• _Task directions_: Find the string "data" in the entries and copy each line that has it.

• _The input_:
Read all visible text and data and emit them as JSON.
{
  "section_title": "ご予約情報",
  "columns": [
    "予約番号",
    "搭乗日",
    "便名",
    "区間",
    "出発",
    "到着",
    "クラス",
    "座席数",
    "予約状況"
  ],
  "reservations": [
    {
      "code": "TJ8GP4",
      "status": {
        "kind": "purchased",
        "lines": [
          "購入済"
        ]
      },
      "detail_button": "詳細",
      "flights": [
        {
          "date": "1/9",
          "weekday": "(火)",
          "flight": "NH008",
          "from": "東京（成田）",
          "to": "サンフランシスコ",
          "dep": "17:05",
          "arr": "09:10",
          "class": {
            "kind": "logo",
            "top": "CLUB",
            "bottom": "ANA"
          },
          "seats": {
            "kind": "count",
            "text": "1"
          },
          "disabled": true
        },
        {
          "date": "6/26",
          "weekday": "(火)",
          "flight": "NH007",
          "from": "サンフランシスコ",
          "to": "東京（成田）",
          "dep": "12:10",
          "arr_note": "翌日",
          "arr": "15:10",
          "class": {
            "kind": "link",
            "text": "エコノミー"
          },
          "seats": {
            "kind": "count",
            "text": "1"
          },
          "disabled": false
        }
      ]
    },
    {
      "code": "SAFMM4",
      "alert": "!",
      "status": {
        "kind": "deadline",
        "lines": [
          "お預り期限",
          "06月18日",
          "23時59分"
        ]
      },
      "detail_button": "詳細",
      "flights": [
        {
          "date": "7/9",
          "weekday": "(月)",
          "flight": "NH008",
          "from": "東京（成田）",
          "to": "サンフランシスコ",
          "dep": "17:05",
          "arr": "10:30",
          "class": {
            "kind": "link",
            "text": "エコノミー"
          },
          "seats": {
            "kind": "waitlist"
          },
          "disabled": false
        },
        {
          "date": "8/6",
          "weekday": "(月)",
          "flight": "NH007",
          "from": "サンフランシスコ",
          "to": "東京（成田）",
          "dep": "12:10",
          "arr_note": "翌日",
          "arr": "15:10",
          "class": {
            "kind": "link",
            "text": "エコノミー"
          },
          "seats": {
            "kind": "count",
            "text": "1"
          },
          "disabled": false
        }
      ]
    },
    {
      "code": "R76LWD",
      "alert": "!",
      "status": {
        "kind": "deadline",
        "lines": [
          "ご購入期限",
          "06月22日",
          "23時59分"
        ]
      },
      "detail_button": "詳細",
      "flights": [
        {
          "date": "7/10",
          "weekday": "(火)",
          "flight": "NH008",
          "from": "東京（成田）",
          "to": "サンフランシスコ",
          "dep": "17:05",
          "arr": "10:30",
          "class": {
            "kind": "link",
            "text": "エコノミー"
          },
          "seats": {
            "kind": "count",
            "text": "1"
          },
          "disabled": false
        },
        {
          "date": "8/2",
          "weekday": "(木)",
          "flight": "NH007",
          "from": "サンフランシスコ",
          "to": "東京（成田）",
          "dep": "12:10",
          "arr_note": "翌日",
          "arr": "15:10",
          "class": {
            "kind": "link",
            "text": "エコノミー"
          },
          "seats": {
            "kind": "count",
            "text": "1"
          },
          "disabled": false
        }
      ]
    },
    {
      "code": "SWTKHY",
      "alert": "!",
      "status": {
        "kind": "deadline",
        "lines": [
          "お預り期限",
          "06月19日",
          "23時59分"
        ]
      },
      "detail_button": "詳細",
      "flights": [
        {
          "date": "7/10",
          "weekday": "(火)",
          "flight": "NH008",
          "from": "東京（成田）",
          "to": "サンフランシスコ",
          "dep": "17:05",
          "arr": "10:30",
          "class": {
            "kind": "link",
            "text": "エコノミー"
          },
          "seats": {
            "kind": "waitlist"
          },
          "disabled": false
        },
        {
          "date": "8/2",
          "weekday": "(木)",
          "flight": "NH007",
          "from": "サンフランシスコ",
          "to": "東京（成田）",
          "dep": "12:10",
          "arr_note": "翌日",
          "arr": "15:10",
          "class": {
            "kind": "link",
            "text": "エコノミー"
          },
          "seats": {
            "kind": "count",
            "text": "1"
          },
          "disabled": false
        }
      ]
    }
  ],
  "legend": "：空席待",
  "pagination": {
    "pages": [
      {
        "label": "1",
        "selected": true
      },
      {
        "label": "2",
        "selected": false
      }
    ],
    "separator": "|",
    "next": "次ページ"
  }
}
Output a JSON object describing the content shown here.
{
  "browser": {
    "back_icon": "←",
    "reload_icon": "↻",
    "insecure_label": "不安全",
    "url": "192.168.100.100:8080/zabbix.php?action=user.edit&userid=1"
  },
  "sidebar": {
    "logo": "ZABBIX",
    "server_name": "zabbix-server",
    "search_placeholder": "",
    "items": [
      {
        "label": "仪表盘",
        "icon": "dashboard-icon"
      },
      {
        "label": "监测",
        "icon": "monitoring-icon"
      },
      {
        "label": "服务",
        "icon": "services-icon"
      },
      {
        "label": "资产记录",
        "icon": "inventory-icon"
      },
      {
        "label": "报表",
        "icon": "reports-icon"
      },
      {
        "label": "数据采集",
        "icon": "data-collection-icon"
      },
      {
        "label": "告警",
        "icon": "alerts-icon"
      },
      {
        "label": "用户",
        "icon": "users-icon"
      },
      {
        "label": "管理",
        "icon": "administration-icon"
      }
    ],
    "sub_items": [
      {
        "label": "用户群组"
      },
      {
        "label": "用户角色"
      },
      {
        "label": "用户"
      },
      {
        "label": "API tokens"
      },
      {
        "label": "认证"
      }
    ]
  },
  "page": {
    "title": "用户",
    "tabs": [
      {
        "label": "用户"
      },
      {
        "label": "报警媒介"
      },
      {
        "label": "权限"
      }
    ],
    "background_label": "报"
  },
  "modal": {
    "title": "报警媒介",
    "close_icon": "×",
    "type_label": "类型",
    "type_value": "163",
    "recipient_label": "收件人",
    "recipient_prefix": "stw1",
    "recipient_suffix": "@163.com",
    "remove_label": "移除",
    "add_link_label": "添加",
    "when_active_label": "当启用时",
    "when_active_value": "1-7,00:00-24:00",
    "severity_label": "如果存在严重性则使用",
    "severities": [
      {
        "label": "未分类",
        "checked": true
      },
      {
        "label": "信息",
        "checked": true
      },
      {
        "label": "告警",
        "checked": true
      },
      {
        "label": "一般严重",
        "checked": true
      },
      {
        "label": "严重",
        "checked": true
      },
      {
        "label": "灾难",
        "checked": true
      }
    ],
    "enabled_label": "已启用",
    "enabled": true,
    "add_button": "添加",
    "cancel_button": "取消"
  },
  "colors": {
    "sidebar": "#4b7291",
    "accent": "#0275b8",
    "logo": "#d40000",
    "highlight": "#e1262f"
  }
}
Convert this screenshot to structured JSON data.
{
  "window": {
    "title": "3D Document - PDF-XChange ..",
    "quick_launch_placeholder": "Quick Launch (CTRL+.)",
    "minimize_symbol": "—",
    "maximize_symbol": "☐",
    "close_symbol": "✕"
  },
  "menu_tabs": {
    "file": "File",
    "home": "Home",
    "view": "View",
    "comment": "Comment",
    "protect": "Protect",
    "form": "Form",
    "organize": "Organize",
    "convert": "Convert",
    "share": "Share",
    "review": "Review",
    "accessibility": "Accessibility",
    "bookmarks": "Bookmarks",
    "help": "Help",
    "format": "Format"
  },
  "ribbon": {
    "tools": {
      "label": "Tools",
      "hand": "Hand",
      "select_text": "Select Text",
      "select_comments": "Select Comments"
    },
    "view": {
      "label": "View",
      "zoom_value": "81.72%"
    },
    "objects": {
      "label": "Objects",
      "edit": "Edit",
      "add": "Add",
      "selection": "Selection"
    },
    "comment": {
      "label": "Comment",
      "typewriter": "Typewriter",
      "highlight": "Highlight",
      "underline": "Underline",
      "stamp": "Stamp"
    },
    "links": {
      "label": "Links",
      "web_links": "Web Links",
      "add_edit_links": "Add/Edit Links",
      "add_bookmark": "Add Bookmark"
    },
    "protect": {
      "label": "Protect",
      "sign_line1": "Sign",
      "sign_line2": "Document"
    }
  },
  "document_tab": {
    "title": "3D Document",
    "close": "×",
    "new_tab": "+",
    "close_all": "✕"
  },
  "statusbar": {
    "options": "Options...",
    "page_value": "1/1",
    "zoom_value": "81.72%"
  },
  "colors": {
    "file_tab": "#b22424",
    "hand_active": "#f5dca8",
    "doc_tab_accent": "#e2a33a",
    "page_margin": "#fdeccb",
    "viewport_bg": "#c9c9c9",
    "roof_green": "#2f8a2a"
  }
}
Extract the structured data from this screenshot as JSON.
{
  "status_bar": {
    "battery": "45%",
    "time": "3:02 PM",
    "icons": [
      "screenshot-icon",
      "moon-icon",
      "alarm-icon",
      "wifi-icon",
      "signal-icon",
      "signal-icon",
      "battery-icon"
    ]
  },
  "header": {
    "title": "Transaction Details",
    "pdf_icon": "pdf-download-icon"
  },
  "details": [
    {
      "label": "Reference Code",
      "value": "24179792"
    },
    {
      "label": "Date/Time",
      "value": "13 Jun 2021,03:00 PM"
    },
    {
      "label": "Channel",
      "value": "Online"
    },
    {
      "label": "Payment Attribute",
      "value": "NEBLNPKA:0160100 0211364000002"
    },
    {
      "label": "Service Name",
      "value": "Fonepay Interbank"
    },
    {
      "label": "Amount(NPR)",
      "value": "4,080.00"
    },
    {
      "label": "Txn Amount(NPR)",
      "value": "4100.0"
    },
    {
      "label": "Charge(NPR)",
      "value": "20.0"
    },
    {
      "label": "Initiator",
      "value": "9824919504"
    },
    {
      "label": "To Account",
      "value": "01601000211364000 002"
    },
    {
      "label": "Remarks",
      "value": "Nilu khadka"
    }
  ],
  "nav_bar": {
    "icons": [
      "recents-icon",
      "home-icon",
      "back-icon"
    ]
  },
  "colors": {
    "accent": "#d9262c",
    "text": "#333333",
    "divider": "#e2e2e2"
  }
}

• _Completed task_:
Read all visible text and data and emit them as JSON.
        "icon": "data-collection-icon"
Convert this screenshot to structured JSON data.
Extract the structured data from this screenshot as JSON.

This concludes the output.